■ MATERIAL
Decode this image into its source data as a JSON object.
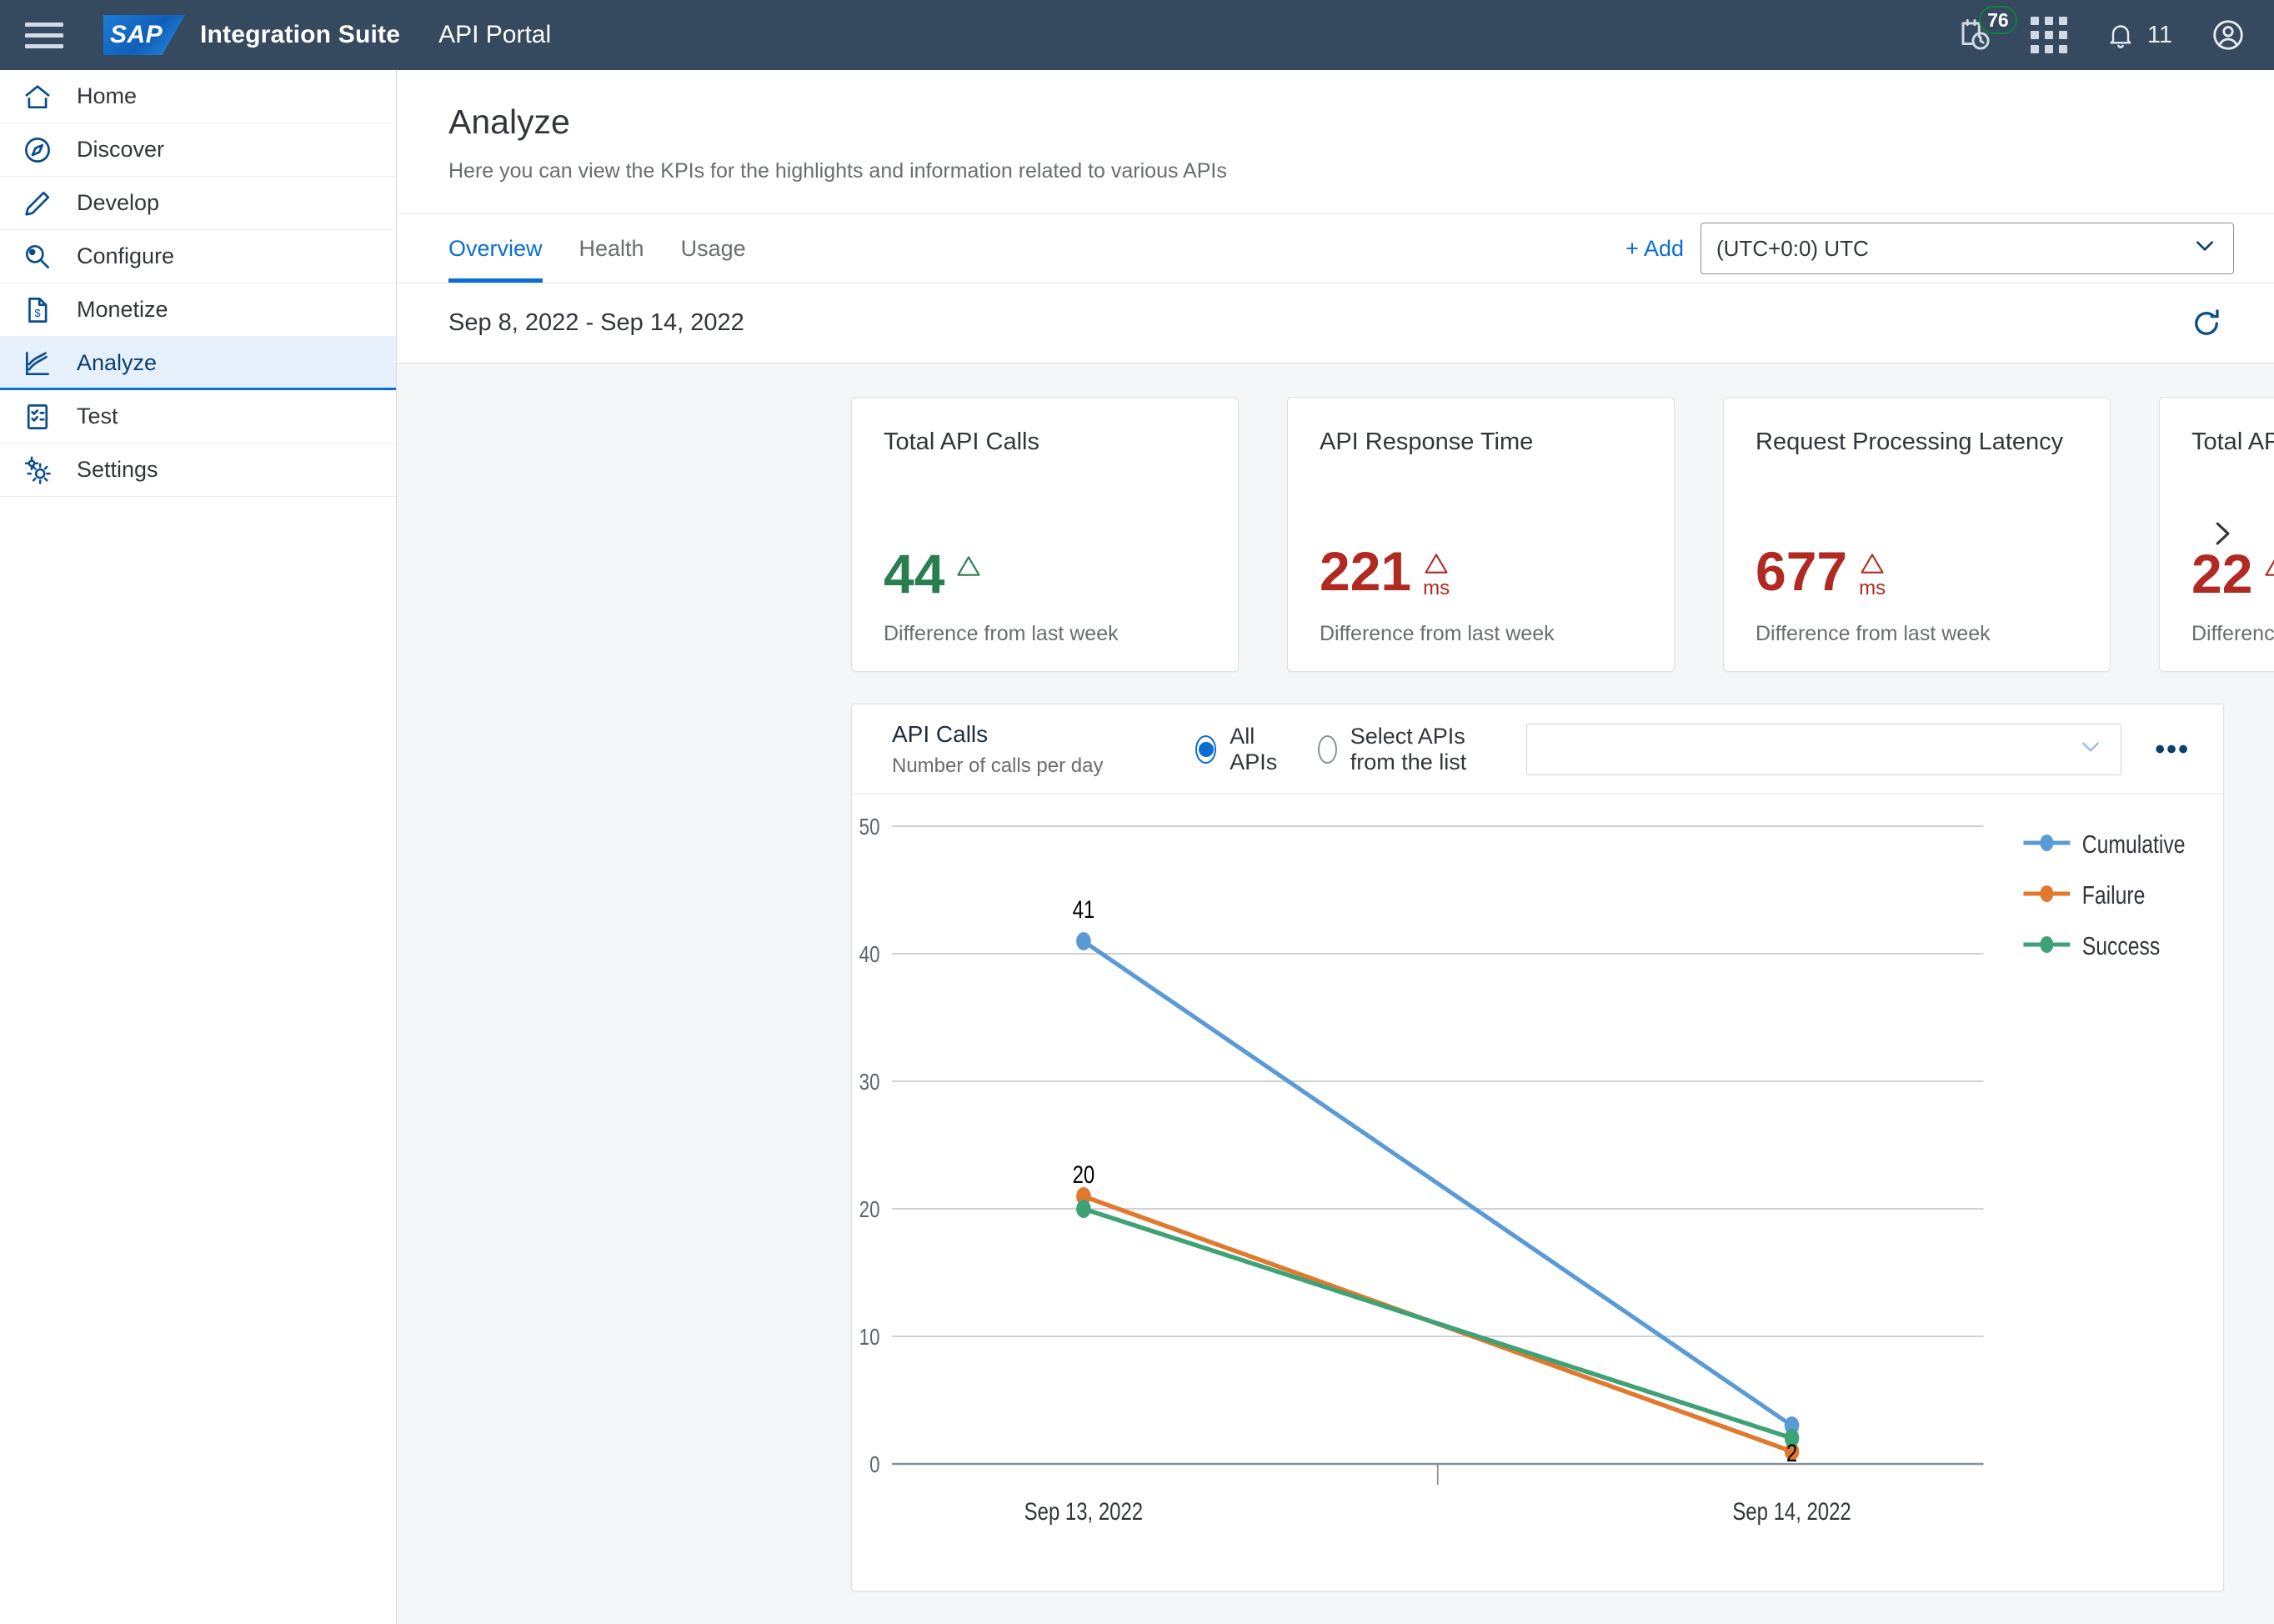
{
  "header": {
    "menu_icon": "hamburger-menu-icon",
    "logo_text": "SAP",
    "product": "Integration Suite",
    "section": "API Portal",
    "schedule_badge": "76",
    "schedule_icon": "calendar-clock-icon",
    "apps_icon": "app-grid-icon",
    "notifications_icon": "bell-icon",
    "notifications_count": "11",
    "account_icon": "user-avatar-icon"
  },
  "sidebar": {
    "items": [
      {
        "label": "Home",
        "icon": "home-icon",
        "active": false
      },
      {
        "label": "Discover",
        "icon": "compass-icon",
        "active": false
      },
      {
        "label": "Develop",
        "icon": "pencil-icon",
        "active": false
      },
      {
        "label": "Configure",
        "icon": "magnifier-gear-icon",
        "active": false
      },
      {
        "label": "Monetize",
        "icon": "document-dollar-icon",
        "active": false
      },
      {
        "label": "Analyze",
        "icon": "line-chart-icon",
        "active": true
      },
      {
        "label": "Test",
        "icon": "checklist-icon",
        "active": false
      },
      {
        "label": "Settings",
        "icon": "gears-icon",
        "active": false
      }
    ]
  },
  "page": {
    "title": "Analyze",
    "subtitle": "Here you can view the KPIs for the highlights and information related to various APIs",
    "tabs": [
      {
        "label": "Overview",
        "active": true
      },
      {
        "label": "Health",
        "active": false
      },
      {
        "label": "Usage",
        "active": false
      }
    ],
    "add_label": "+ Add",
    "timezone": "(UTC+0:0) UTC",
    "timezone_chevron": "chevron-down-icon",
    "date_range": "Sep 8, 2022 - Sep 14, 2022",
    "refresh_icon": "refresh-icon",
    "kpi_next_icon": "chevron-right-icon"
  },
  "kpis": [
    {
      "title": "Total API Calls",
      "value": "44",
      "unit": "",
      "trend": "up-triangle-icon",
      "color": "#2a7d4f",
      "footer": "Difference from last week"
    },
    {
      "title": "API Response Time",
      "value": "221",
      "unit": "ms",
      "trend": "up-triangle-icon",
      "color": "#b02a22",
      "footer": "Difference from last week"
    },
    {
      "title": "Request Processing Latency",
      "value": "677",
      "unit": "ms",
      "trend": "up-triangle-icon",
      "color": "#b02a22",
      "footer": "Difference from last week"
    },
    {
      "title": "Total API Errors",
      "value": "22",
      "unit": "",
      "trend": "up-triangle-icon",
      "color": "#b02a22",
      "footer": "Difference from last week"
    }
  ],
  "chart_card": {
    "title": "API Calls",
    "subtitle": "Number of calls per day",
    "radio_all": "All APIs",
    "radio_select": "Select APIs from the list",
    "selected_radio": "All APIs",
    "api_select_value": "",
    "api_select_chevron": "chevron-down-icon",
    "more_icon": "overflow-menu-icon"
  },
  "chart_data": {
    "type": "line",
    "title": "API Calls",
    "subtitle": "Number of calls per day",
    "xlabel": "",
    "ylabel": "",
    "categories": [
      "Sep 13, 2022",
      "Sep 14, 2022"
    ],
    "ylim": [
      0,
      50
    ],
    "yticks": [
      0,
      10,
      20,
      30,
      40,
      50
    ],
    "grid": true,
    "legend_position": "right",
    "series": [
      {
        "name": "Cumulative",
        "color": "#5b9bd5",
        "values": [
          41,
          3
        ],
        "labels": [
          "41",
          ""
        ]
      },
      {
        "name": "Failure",
        "color": "#e0792e",
        "values": [
          21,
          1
        ],
        "labels": [
          "",
          "2"
        ]
      },
      {
        "name": "Success",
        "color": "#3fa176",
        "values": [
          20,
          2
        ],
        "labels": [
          "20",
          ""
        ]
      }
    ]
  }
}
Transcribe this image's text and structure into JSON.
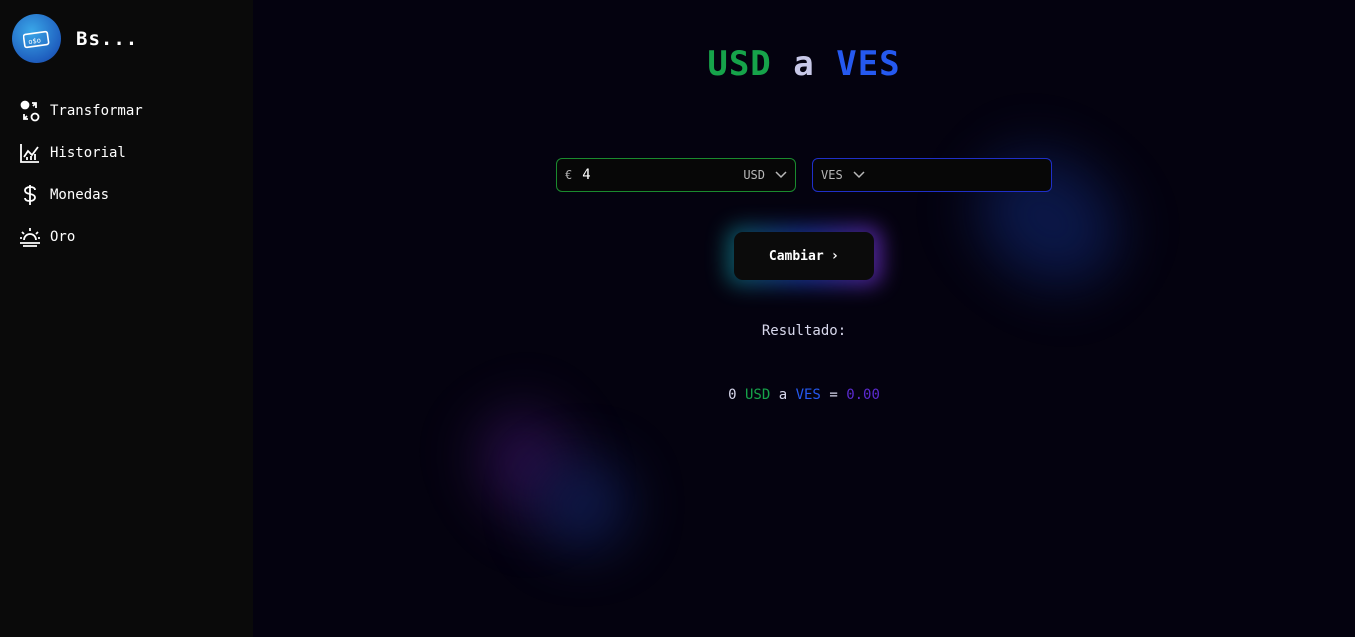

■ WRITTEN REQUEST
Identify the lines above with the word "JSON". Copy them.

■ RESPONSE TO THIS EXERCISE
Decode this image into its source data as a JSON object.
Transcribe this image's text and structure into JSON.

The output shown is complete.